▶ _Listing_:
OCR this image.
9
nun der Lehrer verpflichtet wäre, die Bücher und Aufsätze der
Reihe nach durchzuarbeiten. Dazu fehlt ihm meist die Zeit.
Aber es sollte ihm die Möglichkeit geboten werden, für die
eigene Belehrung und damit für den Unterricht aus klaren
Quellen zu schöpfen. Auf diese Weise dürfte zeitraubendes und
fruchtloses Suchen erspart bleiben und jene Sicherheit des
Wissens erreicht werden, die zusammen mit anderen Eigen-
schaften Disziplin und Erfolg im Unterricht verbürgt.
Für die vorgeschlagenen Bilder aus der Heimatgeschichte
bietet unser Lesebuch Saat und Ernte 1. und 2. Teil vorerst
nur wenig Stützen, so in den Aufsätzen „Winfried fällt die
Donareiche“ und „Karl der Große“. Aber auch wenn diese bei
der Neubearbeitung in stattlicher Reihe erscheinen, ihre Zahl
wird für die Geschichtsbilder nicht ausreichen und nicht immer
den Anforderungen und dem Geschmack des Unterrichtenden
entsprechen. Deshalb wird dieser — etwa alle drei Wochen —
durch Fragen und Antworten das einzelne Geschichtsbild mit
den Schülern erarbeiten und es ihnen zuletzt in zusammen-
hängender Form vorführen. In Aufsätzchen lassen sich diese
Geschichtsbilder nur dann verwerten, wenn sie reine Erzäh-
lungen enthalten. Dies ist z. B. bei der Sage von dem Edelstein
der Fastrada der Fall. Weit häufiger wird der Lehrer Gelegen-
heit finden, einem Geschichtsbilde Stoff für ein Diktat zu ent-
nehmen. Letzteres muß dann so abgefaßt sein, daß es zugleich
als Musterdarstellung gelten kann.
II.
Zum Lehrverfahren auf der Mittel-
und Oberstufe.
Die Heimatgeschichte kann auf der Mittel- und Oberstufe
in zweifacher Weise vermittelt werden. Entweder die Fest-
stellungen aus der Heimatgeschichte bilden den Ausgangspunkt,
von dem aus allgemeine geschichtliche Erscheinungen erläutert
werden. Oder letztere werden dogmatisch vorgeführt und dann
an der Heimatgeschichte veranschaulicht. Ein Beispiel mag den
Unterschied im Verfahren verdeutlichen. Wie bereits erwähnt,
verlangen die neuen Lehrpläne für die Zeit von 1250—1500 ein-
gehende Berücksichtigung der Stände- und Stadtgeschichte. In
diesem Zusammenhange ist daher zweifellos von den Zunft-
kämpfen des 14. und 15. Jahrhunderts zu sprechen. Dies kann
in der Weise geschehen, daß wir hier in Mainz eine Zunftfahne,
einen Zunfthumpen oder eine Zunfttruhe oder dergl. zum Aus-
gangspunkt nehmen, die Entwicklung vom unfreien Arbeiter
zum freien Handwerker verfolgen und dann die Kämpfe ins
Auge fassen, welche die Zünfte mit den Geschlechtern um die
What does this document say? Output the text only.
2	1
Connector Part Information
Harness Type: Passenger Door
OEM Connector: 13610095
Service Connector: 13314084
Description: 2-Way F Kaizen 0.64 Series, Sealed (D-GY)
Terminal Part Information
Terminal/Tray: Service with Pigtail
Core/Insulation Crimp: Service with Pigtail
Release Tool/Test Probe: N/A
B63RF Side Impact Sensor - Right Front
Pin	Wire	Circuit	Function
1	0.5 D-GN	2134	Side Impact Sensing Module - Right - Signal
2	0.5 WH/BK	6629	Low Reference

▶ _Exercise description_: Reproduce precisely the span of lines that begins at the line containing "What does this" and ends with the last line of the listing.

▶ _Exercise solution_:
What does this document say? Output the text only.
2	1
Connector Part Information
Harness Type: Passenger Door
OEM Connector: 13610095
Service Connector: 13314084
Description: 2-Way F Kaizen 0.64 Series, Sealed (D-GY)
Terminal Part Information
Terminal/Tray: Service with Pigtail
Core/Insulation Crimp: Service with Pigtail
Release Tool/Test Probe: N/A
B63RF Side Impact Sensor - Right Front
Pin	Wire	Circuit	Function
1	0.5 D-GN	2134	Side Impact Sensing Module - Right - Signal
2	0.5 WH/BK	6629	Low Reference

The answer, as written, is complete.